__Stated goal__: Copy each line with the word "Панкрушихинский" in it.

__Material provided__:

○ ○ ○ ○ ○

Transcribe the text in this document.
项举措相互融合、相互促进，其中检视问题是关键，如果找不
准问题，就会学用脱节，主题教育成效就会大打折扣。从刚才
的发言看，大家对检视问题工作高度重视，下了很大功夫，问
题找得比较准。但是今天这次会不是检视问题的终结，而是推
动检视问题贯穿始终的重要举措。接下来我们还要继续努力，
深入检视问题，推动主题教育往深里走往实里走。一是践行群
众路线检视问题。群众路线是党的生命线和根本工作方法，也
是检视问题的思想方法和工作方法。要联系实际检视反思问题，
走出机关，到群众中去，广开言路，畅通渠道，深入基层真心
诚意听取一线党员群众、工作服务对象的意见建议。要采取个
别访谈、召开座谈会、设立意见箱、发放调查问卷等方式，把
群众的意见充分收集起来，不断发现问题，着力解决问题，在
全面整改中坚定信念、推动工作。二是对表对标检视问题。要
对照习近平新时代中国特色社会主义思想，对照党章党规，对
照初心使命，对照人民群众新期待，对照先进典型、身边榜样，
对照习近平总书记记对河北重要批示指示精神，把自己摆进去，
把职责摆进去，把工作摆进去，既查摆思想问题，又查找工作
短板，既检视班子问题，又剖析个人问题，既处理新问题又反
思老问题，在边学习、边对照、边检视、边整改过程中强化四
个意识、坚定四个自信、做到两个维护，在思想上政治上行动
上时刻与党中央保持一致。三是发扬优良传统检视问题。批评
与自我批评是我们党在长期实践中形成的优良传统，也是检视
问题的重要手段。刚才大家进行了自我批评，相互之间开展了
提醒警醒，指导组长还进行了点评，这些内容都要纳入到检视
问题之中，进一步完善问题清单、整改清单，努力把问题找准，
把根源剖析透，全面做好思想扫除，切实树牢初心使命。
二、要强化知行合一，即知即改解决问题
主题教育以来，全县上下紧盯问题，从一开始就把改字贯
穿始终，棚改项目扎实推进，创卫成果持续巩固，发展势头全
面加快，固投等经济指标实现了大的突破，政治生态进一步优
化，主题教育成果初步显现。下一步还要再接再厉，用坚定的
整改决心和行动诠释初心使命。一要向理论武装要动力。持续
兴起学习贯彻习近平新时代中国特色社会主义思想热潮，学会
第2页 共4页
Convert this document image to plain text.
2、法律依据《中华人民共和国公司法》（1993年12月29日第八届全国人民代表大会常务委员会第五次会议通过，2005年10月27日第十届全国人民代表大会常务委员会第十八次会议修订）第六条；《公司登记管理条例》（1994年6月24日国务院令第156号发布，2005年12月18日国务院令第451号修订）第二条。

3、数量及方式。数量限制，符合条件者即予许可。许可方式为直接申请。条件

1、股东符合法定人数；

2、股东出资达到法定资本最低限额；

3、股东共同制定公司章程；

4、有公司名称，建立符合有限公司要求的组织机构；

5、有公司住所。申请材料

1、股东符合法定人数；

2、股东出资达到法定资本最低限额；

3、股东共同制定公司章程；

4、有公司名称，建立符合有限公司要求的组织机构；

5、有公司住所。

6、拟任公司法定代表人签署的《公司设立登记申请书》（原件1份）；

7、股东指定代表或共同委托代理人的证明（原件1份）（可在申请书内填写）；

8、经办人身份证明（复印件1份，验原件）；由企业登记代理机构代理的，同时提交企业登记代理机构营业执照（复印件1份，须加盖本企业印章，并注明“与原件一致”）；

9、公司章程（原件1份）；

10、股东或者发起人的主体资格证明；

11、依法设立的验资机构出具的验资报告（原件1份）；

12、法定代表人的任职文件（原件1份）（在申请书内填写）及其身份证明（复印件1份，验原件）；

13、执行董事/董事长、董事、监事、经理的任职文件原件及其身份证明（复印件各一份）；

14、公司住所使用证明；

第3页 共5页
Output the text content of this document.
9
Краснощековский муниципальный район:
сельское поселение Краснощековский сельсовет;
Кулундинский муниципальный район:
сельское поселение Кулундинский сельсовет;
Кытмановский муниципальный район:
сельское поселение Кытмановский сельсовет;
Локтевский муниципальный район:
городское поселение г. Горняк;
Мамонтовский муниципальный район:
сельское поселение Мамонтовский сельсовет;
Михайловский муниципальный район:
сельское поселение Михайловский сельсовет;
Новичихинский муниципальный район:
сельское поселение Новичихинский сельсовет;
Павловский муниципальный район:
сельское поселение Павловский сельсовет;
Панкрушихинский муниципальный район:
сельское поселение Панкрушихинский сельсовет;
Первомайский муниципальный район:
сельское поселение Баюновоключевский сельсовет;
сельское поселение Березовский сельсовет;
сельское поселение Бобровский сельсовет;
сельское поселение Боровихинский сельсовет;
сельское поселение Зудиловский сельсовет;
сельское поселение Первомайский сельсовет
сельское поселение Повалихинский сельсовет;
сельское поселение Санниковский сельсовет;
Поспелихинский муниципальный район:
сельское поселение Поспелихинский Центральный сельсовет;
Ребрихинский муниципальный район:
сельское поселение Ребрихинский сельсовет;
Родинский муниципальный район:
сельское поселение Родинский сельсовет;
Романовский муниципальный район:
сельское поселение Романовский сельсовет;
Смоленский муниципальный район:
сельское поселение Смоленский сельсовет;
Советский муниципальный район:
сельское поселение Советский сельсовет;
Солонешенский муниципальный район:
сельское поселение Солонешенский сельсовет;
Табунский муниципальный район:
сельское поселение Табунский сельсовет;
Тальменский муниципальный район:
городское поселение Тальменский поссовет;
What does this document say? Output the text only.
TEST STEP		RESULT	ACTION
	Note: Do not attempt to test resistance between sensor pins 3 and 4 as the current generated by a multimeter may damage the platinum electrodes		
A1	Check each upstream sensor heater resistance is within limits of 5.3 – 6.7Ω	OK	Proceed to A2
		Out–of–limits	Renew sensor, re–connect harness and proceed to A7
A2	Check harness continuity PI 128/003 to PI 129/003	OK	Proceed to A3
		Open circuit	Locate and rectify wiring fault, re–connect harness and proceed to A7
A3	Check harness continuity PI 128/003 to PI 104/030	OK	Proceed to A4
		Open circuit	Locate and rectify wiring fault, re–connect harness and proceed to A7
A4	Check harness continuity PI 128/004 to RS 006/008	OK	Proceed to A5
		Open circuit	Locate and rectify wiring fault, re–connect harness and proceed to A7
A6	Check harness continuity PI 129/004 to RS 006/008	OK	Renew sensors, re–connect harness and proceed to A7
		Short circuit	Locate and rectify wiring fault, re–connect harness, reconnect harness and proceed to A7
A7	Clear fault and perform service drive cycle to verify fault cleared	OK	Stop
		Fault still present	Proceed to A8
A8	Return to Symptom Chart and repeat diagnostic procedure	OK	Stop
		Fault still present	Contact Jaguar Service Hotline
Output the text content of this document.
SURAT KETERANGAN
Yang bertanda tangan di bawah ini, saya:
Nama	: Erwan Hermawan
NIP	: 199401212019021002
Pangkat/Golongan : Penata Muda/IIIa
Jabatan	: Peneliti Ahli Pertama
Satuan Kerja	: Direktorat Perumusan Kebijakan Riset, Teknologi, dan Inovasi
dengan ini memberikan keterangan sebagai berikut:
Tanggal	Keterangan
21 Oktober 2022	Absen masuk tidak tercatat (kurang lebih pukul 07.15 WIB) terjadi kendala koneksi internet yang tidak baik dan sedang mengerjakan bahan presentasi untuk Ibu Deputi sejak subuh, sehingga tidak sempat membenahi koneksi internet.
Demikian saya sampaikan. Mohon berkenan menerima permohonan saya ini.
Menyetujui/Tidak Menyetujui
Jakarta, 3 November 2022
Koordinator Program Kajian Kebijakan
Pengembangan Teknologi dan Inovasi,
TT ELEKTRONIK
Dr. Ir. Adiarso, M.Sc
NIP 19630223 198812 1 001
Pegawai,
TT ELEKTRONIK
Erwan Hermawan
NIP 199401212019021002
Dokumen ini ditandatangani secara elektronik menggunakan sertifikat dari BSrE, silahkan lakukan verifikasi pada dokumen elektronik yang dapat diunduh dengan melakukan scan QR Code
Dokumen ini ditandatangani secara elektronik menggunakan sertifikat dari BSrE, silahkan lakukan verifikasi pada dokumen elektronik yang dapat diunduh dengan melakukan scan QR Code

○ ○ ○ ○ ○

__Task result__:
Панкрушихинский муниципальный район:
сельское поселение Панкрушихинский сельсовет;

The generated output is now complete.